>> BEGIN

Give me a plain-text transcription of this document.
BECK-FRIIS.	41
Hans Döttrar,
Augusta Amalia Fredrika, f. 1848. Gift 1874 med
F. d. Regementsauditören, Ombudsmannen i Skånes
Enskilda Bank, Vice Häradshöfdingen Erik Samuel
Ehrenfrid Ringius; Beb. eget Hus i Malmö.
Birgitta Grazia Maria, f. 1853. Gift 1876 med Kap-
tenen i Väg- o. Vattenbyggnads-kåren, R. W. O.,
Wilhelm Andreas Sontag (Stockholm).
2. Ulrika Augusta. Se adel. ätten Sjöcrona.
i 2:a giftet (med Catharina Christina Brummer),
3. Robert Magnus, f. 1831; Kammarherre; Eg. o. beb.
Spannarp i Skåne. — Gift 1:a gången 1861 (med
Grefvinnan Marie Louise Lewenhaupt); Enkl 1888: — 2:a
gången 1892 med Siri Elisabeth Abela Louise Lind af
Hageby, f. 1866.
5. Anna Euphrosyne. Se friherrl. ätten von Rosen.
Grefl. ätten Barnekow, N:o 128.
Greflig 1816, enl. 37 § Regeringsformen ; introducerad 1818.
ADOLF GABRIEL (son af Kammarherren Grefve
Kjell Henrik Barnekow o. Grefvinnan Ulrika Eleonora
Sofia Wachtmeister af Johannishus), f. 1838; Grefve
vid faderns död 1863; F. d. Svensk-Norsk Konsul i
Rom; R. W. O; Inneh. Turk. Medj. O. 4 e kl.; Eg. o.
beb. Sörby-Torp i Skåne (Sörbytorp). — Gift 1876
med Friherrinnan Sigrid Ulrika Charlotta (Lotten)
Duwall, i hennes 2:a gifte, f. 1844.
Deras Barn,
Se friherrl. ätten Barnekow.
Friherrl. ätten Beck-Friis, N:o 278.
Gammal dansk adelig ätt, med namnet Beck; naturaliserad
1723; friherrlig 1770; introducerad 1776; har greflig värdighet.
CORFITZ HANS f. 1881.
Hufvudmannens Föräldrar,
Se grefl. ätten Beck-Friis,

>> END

Return the listing above word for word.

Give me a plain-text transcription of this document.
BECK-FRIIS.	41
Hans Döttrar,
Augusta Amalia Fredrika, f. 1848. Gift 1874 med
F. d. Regementsauditören, Ombudsmannen i Skånes
Enskilda Bank, Vice Häradshöfdingen Erik Samuel
Ehrenfrid Ringius; Beb. eget Hus i Malmö.
Birgitta Grazia Maria, f. 1853. Gift 1876 med Kap-
tenen i Väg- o. Vattenbyggnads-kåren, R. W. O.,
Wilhelm Andreas Sontag (Stockholm).
2. Ulrika Augusta. Se adel. ätten Sjöcrona.
i 2:a giftet (med Catharina Christina Brummer),
3. Robert Magnus, f. 1831; Kammarherre; Eg. o. beb.
Spannarp i Skåne. — Gift 1:a gången 1861 (med
Grefvinnan Marie Louise Lewenhaupt); Enkl 1888: — 2:a
gången 1892 med Siri Elisabeth Abela Louise Lind af
Hageby, f. 1866.
5. Anna Euphrosyne. Se friherrl. ätten von Rosen.
Grefl. ätten Barnekow, N:o 128.
Greflig 1816, enl. 37 § Regeringsformen ; introducerad 1818.
ADOLF GABRIEL (son af Kammarherren Grefve
Kjell Henrik Barnekow o. Grefvinnan Ulrika Eleonora
Sofia Wachtmeister af Johannishus), f. 1838; Grefve
vid faderns död 1863; F. d. Svensk-Norsk Konsul i
Rom; R. W. O; Inneh. Turk. Medj. O. 4 e kl.; Eg. o.
beb. Sörby-Torp i Skåne (Sörbytorp). — Gift 1876
med Friherrinnan Sigrid Ulrika Charlotta (Lotten)
Duwall, i hennes 2:a gifte, f. 1844.
Deras Barn,
Se friherrl. ätten Barnekow.
Friherrl. ätten Beck-Friis, N:o 278.
Gammal dansk adelig ätt, med namnet Beck; naturaliserad
1723; friherrlig 1770; introducerad 1776; har greflig värdighet.
CORFITZ HANS f. 1881.
Hufvudmannens Föräldrar,
Se grefl. ätten Beck-Friis,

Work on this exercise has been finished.